[Exercise passage — start]

Performance of a zerovalent iron reactive barrier for the treatment of arsenic in groundwater: Part 2. Geochemical modeling and solid phase studies

Abstract

Arsenic uptake processes were evaluated in a zerovalent iron reactive barrier installed at a lead smelting facility using geochemical modeling, solid-phase analysis, and X-ray absorption spectroscopy techniques. Aqueous speciation of arsenic is expected to play a key role in directing arsenic uptake processes. Geochemical modeling reveals contrasting pH-dependencies for As(III) and As(V) precipitation. At the moderately alkaline pH conditions typically encountered in zerovalent iron reactive barriers, As(III) is unlikely to precipitate as an oxide or a sulfide phase. Conversely, increasing pH is expected to drive precipitation of metal arsenates including ferrous arsenate. Bacterially mediated sulfate reduction plays an important role in field installations of granular iron. Neoformed iron sulfides provide surfaces for adsorption of oxyanion and thioarsenic species of As(III) and As(V) and are expected to provide enhanced arsenic removal capacity. X-ray absorption near edge structure (XANES) spectra indicate that arsenic is sequestered in the solid phase as both As(III) and As(V) in coordination environments with O and S. Arsenic removal in the PRB probably results from several pathways, including adsorption to iron oxide and iron sulfide surfaces, and possible precipitation of ferrous arsenate. Corrosion of granular iron appears to result in some As(III) oxidation to As(V) as the proportion of As(V) to As(III) in the solid phase is greater compared to influent groundwater. As(0) was not detected in the PRB materials. These results are broadly comparable to laboratory based studies of arsenic removal by zerovalent iron, but additional complexity is revealed in the field environment, which is largely due to the influence of subsurface microbiota.

[Exercise passage — finish]
[Record set — start]

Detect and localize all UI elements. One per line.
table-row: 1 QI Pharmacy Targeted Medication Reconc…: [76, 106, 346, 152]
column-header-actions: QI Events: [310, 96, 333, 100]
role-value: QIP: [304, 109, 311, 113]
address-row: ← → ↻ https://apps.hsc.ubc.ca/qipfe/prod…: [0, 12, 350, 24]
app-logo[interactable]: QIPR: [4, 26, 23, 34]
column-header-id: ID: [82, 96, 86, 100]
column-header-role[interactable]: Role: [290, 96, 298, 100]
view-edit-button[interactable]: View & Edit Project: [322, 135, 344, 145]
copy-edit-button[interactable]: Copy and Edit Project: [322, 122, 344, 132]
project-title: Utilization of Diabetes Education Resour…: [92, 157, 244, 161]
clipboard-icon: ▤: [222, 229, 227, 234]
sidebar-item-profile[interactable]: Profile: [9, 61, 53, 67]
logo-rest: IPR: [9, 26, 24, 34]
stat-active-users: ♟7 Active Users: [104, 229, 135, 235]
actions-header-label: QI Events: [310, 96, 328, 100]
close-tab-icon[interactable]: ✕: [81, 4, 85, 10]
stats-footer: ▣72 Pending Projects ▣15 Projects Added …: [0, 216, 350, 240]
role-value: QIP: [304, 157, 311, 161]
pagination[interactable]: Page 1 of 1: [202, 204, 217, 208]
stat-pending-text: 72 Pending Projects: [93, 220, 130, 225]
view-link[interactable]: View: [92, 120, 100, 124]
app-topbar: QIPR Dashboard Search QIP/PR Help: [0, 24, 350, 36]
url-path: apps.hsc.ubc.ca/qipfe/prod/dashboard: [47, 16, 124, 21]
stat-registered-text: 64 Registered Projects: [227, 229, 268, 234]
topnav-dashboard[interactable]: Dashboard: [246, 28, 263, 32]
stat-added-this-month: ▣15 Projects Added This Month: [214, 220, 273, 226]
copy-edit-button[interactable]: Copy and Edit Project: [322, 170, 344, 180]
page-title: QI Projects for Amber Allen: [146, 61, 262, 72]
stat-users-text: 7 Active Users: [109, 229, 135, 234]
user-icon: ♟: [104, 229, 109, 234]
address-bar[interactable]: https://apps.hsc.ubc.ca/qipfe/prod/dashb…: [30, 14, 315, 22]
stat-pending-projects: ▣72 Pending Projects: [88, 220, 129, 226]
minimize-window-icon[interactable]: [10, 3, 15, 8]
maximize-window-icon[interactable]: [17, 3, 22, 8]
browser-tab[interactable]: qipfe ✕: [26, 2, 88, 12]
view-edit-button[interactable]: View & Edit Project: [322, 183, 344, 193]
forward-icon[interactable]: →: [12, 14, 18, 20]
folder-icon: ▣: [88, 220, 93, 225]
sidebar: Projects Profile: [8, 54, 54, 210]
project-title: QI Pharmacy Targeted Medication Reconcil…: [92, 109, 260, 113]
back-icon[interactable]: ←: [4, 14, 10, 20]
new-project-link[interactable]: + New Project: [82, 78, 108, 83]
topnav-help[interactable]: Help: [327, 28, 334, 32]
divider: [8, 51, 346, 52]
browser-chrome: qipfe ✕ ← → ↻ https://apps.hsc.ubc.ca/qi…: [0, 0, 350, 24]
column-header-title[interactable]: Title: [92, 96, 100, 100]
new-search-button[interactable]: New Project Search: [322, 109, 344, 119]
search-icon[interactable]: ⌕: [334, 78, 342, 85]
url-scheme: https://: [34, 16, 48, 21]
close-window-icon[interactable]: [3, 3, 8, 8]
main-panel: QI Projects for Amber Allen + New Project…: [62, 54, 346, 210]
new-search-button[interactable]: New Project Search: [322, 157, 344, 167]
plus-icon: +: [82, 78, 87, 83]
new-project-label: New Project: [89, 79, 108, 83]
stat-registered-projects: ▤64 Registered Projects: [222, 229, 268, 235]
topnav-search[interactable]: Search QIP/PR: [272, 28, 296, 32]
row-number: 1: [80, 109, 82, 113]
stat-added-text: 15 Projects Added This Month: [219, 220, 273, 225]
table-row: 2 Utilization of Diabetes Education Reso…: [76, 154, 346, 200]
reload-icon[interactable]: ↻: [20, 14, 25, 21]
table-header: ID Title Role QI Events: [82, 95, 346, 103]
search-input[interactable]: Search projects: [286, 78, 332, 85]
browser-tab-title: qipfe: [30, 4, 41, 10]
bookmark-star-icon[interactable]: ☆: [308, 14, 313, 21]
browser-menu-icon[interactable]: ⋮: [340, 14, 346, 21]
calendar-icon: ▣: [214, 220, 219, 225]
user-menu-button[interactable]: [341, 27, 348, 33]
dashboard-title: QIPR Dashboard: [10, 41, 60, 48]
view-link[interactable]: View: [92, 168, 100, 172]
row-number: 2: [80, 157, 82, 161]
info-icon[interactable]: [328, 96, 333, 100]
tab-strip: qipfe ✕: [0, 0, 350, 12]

[Record set — finish]

Exercises:
**a)** According to the abstract, which form of arsenic was not detected in the PRB materials?
**b)** Condense the abstract's paragraph that begins "Arsenic uptake processes were evaluated" into a bulleted list that keeps its main facts.

Answers to each task:
**a)** As(0)

**b)**
- Geochemical modeling, solid-phase analysis, and X-ray absorption spectroscopy were used to evaluate arsenic uptake in a zerovalent iron reactive barrier at a lead smelting facility.
- Aqueous arsenic speciation is expected to direct uptake, and As(III) and As(V) precipitation show contrasting pH dependencies.
- At moderately alkaline pH, As(III) is unlikely to precipitate as an oxide or sulfide. Rising pH is expected to drive precipitation of metal arsenates, including ferrous arsenate.
- Bacterially mediated sulfate reduction produces iron sulfides. Their surfaces adsorb oxyanion and thioarsenic species and are expected to enhance arsenic removal.
- XANES spectra show solid-phase arsenic as both As(III) and As(V), coordinated with O and S.
- Removal probably occurs through adsorption to iron oxide and iron sulfide surfaces and possible precipitation of ferrous arsenate.
- Corrosion of granular iron appears to oxidize some As(III) to As(V), and As(0) was not detected.
- The results broadly match laboratory studies, but the field setting adds complexity, largely because of subsurface microbiota.